● Written instruction: Reproduce the data exactly.

[Extracted records]
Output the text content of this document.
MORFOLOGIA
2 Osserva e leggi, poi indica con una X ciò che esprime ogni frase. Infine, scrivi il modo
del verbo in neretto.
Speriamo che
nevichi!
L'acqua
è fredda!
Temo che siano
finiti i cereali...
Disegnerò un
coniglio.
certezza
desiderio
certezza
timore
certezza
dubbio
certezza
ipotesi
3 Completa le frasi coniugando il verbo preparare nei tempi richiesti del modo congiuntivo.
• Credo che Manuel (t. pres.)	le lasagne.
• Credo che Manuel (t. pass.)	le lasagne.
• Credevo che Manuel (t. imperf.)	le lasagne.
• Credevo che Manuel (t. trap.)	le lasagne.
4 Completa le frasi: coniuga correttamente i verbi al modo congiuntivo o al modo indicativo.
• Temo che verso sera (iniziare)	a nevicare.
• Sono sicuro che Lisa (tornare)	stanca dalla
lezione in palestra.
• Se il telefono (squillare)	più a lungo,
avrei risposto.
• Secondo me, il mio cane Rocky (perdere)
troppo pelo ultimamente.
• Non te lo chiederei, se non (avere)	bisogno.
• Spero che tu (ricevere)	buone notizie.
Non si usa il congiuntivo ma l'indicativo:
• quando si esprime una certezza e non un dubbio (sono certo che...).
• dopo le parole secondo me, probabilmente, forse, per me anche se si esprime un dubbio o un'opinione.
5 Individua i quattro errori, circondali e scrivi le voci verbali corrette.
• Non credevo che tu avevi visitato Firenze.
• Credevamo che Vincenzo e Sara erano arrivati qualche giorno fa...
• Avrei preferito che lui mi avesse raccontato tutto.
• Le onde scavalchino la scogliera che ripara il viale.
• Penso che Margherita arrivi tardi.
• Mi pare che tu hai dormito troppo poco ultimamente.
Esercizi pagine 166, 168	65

● Result:
Output the text content of this document.
MORFOLOGIA
2 Osserva e leggi, poi indica con una X ciò che esprime ogni frase. Infine, scrivi il modo
del verbo in neretto.
Speriamo che
nevichi!
L'acqua
è fredda!
Temo che siano
finiti i cereali...
Disegnerò un
coniglio.
certezza
desiderio
certezza
timore
certezza
dubbio
certezza
ipotesi
3 Completa le frasi coniugando il verbo preparare nei tempi richiesti del modo congiuntivo.
• Credo che Manuel (t. pres.)	le lasagne.
• Credo che Manuel (t. pass.)	le lasagne.
• Credevo che Manuel (t. imperf.)	le lasagne.
• Credevo che Manuel (t. trap.)	le lasagne.
4 Completa le frasi: coniuga correttamente i verbi al modo congiuntivo o al modo indicativo.
• Temo che verso sera (iniziare)	a nevicare.
• Sono sicuro che Lisa (tornare)	stanca dalla
lezione in palestra.
• Se il telefono (squillare)	più a lungo,
avrei risposto.
• Secondo me, il mio cane Rocky (perdere)
troppo pelo ultimamente.
• Non te lo chiederei, se non (avere)	bisogno.
• Spero che tu (ricevere)	buone notizie.
Non si usa il congiuntivo ma l'indicativo:
• quando si esprime una certezza e non un dubbio (sono certo che...).
• dopo le parole secondo me, probabilmente, forse, per me anche se si esprime un dubbio o un'opinione.
5 Individua i quattro errori, circondali e scrivi le voci verbali corrette.
• Non credevo che tu avevi visitato Firenze.
• Credevamo che Vincenzo e Sara erano arrivati qualche giorno fa...
• Avrei preferito che lui mi avesse raccontato tutto.
• Le onde scavalchino la scogliera che ripara il viale.
• Penso che Margherita arrivi tardi.
• Mi pare che tu hai dormito troppo poco ultimamente.
Esercizi pagine 166, 168	65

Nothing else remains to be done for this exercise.